Your instructions –
Copy out all lines that carry the word "record".

Stored dataset items:
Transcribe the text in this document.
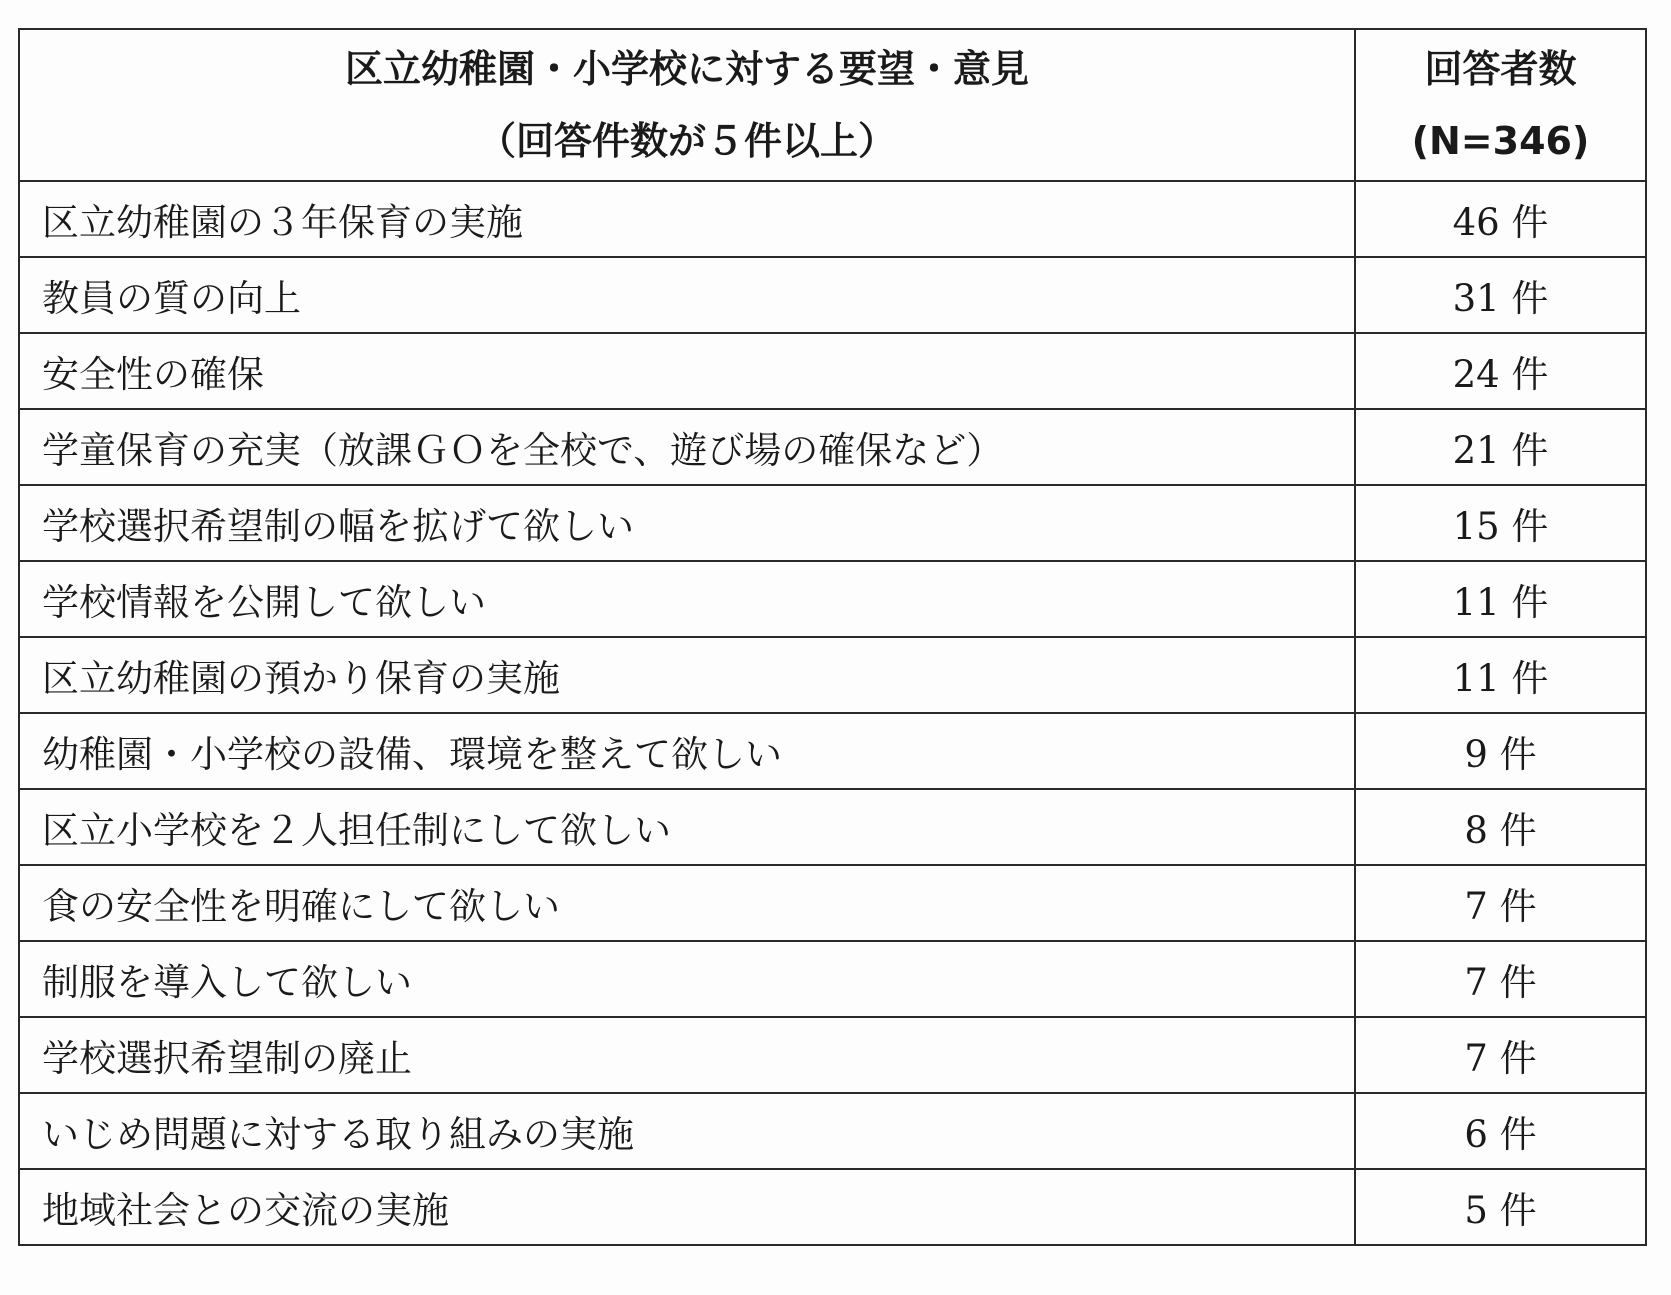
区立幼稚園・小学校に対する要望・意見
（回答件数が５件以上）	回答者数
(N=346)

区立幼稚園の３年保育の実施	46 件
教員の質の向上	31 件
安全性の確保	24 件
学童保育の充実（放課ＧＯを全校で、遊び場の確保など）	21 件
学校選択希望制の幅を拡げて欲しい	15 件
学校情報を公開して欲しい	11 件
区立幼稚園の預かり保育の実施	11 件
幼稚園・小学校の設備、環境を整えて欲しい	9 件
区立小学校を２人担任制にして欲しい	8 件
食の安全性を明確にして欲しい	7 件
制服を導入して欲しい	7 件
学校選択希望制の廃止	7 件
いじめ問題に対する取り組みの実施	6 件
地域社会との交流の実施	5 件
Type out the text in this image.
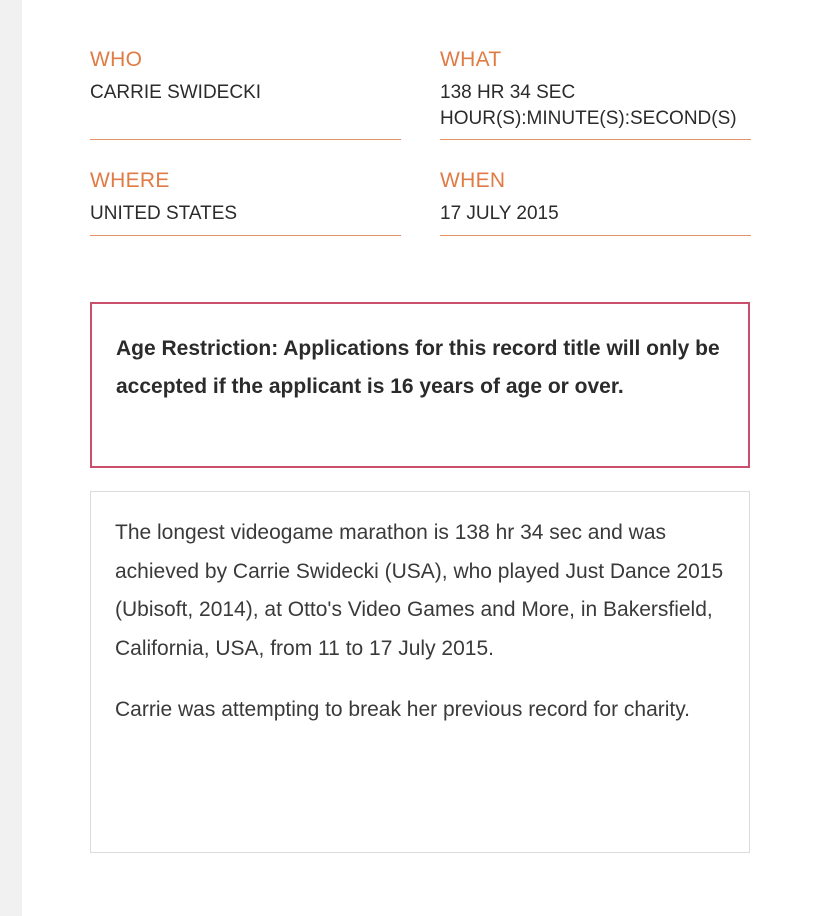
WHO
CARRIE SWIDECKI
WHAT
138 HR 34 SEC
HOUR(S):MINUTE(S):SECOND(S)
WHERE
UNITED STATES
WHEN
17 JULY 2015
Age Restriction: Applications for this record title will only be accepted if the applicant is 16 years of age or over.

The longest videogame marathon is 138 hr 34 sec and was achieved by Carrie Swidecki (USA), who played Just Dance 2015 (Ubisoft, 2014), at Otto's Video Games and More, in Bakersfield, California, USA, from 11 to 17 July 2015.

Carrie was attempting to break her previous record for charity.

Correct answer –
Age Restriction: Applications for this record title will only be accepted if the applicant is 16 years of age or over.
Carrie was attempting to break her previous record for charity.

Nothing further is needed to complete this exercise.